- WRITTEN TASK -
For the records below, say how many lines contain the string "Time". Give the number only.

- THE INPUT -
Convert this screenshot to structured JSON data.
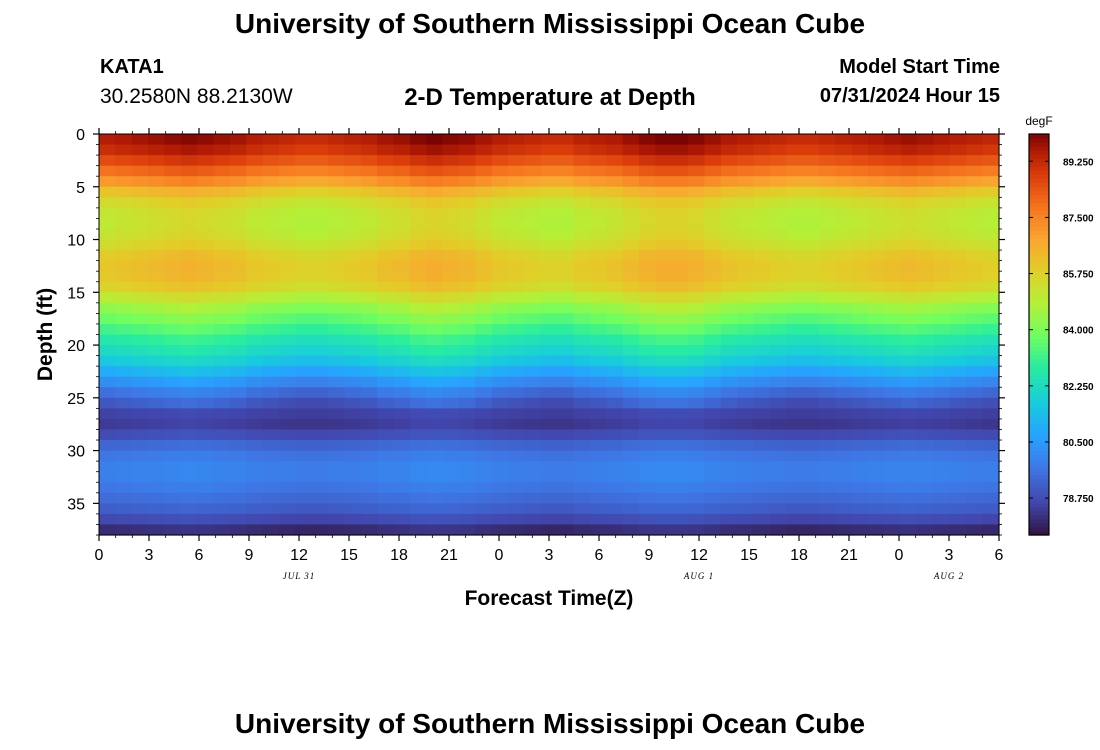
{
  "header": {
    "title": "University of Southern Mississippi Ocean Cube",
    "station_id": "KATA1",
    "station_coords": "30.2580N  88.2130W",
    "plot_title": "2-D Temperature at Depth",
    "model_start_label": "Model Start Time",
    "model_start_value": "07/31/2024 Hour 15"
  },
  "footer": {
    "title": "University of Southern Mississippi Ocean Cube"
  },
  "chart_data": {
    "type": "heatmap",
    "title": "2-D Temperature at Depth",
    "xlabel": "Forecast Time(Z)",
    "ylabel": "Depth (ft)",
    "x_ticks": [
      "0",
      "3",
      "6",
      "9",
      "12",
      "15",
      "18",
      "21",
      "0",
      "3",
      "6",
      "9",
      "12",
      "15",
      "18",
      "21",
      "0",
      "3",
      "6"
    ],
    "x_hours": [
      0,
      3,
      6,
      9,
      12,
      15,
      18,
      21,
      24,
      27,
      30,
      33,
      36,
      39,
      42,
      45,
      48,
      51,
      54
    ],
    "date_labels": [
      {
        "label": "JUL 31",
        "hour": 12
      },
      {
        "label": "AUG 1",
        "hour": 36
      },
      {
        "label": "AUG 2",
        "hour": 51
      }
    ],
    "y_ticks": [
      0,
      5,
      10,
      15,
      20,
      25,
      30,
      35
    ],
    "ylim": [
      0,
      38
    ],
    "xlim_hours": [
      0,
      54
    ],
    "colorbar": {
      "unit": "degF",
      "tick_values": [
        89.25,
        87.5,
        85.75,
        84.0,
        82.25,
        80.5,
        78.75
      ],
      "tick_labels": [
        "89.250",
        "87.500",
        "85.750",
        "84.000",
        "82.250",
        "80.500",
        "78.750"
      ],
      "range": [
        77.6,
        90.1
      ]
    },
    "depths_ft": [
      0,
      1,
      2,
      3,
      4,
      5,
      6,
      8,
      10,
      12,
      14,
      15,
      16,
      17,
      18,
      19,
      20,
      21,
      22,
      23,
      24,
      25,
      26,
      27,
      28,
      30,
      32,
      34,
      36,
      37,
      38
    ],
    "temperature_profile_degF": [
      89.6,
      89.4,
      88.9,
      88.2,
      87.5,
      86.6,
      85.6,
      85.0,
      85.3,
      86.1,
      86.0,
      85.4,
      84.6,
      84.0,
      83.5,
      82.9,
      82.4,
      82.0,
      81.3,
      80.6,
      79.9,
      79.2,
      78.8,
      78.3,
      78.5,
      79.6,
      80.0,
      79.6,
      79.0,
      78.4,
      77.8
    ],
    "hourly_anomaly_degF": [
      0.0,
      0.1,
      0.2,
      0.3,
      0.4,
      0.5,
      0.4,
      0.3,
      0.2,
      0.0,
      -0.1,
      -0.2,
      -0.3,
      -0.3,
      -0.2,
      -0.1,
      0.0,
      0.2,
      0.3,
      0.5,
      0.6,
      0.5,
      0.4,
      0.2,
      0.0,
      -0.1,
      -0.2,
      -0.3,
      -0.3,
      -0.1,
      0.0,
      0.1,
      0.3,
      0.5,
      0.6,
      0.6,
      0.5,
      0.3,
      0.1,
      0.0,
      -0.1,
      -0.2,
      -0.3,
      -0.3,
      -0.2,
      -0.1,
      0.0,
      0.1,
      0.2,
      0.3,
      0.2,
      0.1,
      0.0,
      -0.1,
      -0.2
    ]
  }
}
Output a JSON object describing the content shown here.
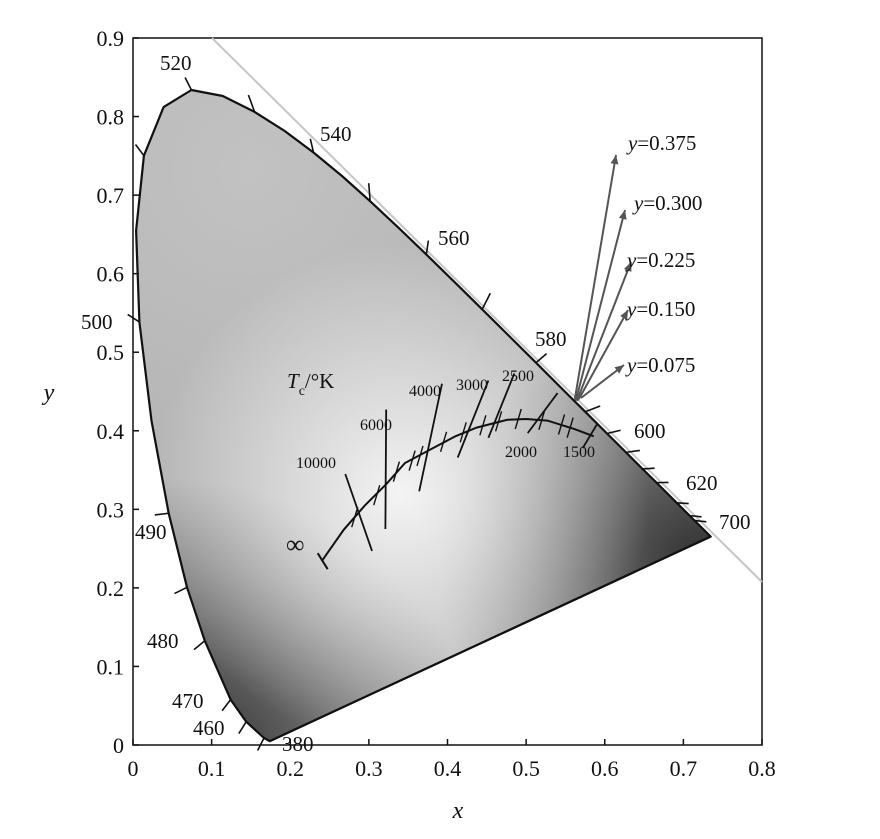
{
  "chart_data": {
    "type": "scatter",
    "title": "",
    "xlabel": "x",
    "ylabel": "y",
    "xlim": [
      0,
      0.8
    ],
    "ylim": [
      0,
      0.9
    ],
    "xticks": [
      "0",
      "0.1",
      "0.2",
      "0.3",
      "0.4",
      "0.5",
      "0.6",
      "0.7",
      "0.8"
    ],
    "yticks": [
      "0",
      "0.1",
      "0.2",
      "0.3",
      "0.4",
      "0.5",
      "0.6",
      "0.7",
      "0.8",
      "0.9"
    ],
    "grid": false,
    "spectral_locus": [
      [
        0.1741,
        0.005
      ],
      [
        0.1738,
        0.0049
      ],
      [
        0.1666,
        0.0089
      ],
      [
        0.144,
        0.0297
      ],
      [
        0.1241,
        0.0578
      ],
      [
        0.0913,
        0.1327
      ],
      [
        0.0687,
        0.2007
      ],
      [
        0.0454,
        0.295
      ],
      [
        0.0235,
        0.4127
      ],
      [
        0.0082,
        0.5384
      ],
      [
        0.0039,
        0.6548
      ],
      [
        0.0139,
        0.7502
      ],
      [
        0.0389,
        0.812
      ],
      [
        0.0743,
        0.8338
      ],
      [
        0.1142,
        0.8262
      ],
      [
        0.1547,
        0.8059
      ],
      [
        0.1929,
        0.7816
      ],
      [
        0.2296,
        0.7543
      ],
      [
        0.2658,
        0.7243
      ],
      [
        0.3016,
        0.6923
      ],
      [
        0.3373,
        0.6589
      ],
      [
        0.3731,
        0.6245
      ],
      [
        0.4087,
        0.5896
      ],
      [
        0.4441,
        0.5547
      ],
      [
        0.4788,
        0.5202
      ],
      [
        0.5125,
        0.4866
      ],
      [
        0.5448,
        0.4544
      ],
      [
        0.5752,
        0.4242
      ],
      [
        0.6029,
        0.3965
      ],
      [
        0.627,
        0.3725
      ],
      [
        0.6482,
        0.3514
      ],
      [
        0.6658,
        0.334
      ],
      [
        0.6915,
        0.3083
      ],
      [
        0.7079,
        0.292
      ],
      [
        0.714,
        0.2859
      ],
      [
        0.7347,
        0.2653
      ]
    ],
    "planckian_locus": [
      [
        0.586,
        0.393
      ],
      [
        0.562,
        0.402
      ],
      [
        0.527,
        0.413
      ],
      [
        0.5,
        0.415
      ],
      [
        0.476,
        0.414
      ],
      [
        0.437,
        0.404
      ],
      [
        0.41,
        0.393
      ],
      [
        0.38,
        0.377
      ],
      [
        0.346,
        0.359
      ],
      [
        0.322,
        0.332
      ],
      [
        0.295,
        0.305
      ],
      [
        0.268,
        0.274
      ],
      [
        0.24,
        0.234
      ]
    ],
    "infinity_point": [
      0.24,
      0.234
    ],
    "isotherm_labels": [
      "1500",
      "2000",
      "2500",
      "3000",
      "4000",
      "6000",
      "10000"
    ],
    "wavelength_labels": [
      "380",
      "460",
      "470",
      "480",
      "490",
      "500",
      "520",
      "540",
      "560",
      "580",
      "600",
      "620",
      "700"
    ],
    "line_labels": [
      "y=0.375",
      "y=0.300",
      "y=0.225",
      "y=0.150",
      "y=0.075"
    ],
    "gradient_colors": {
      "light": "#f1f1f1",
      "mid": "#b4b4b4",
      "dark": "#474747"
    }
  },
  "labels": {
    "x_axis": "x",
    "y_axis": "y",
    "tc_symbol": "T",
    "tc_subscript": "c",
    "tc_unit": "/°K",
    "infinity": "∞"
  }
}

- COMPLETE RESPONSE -
2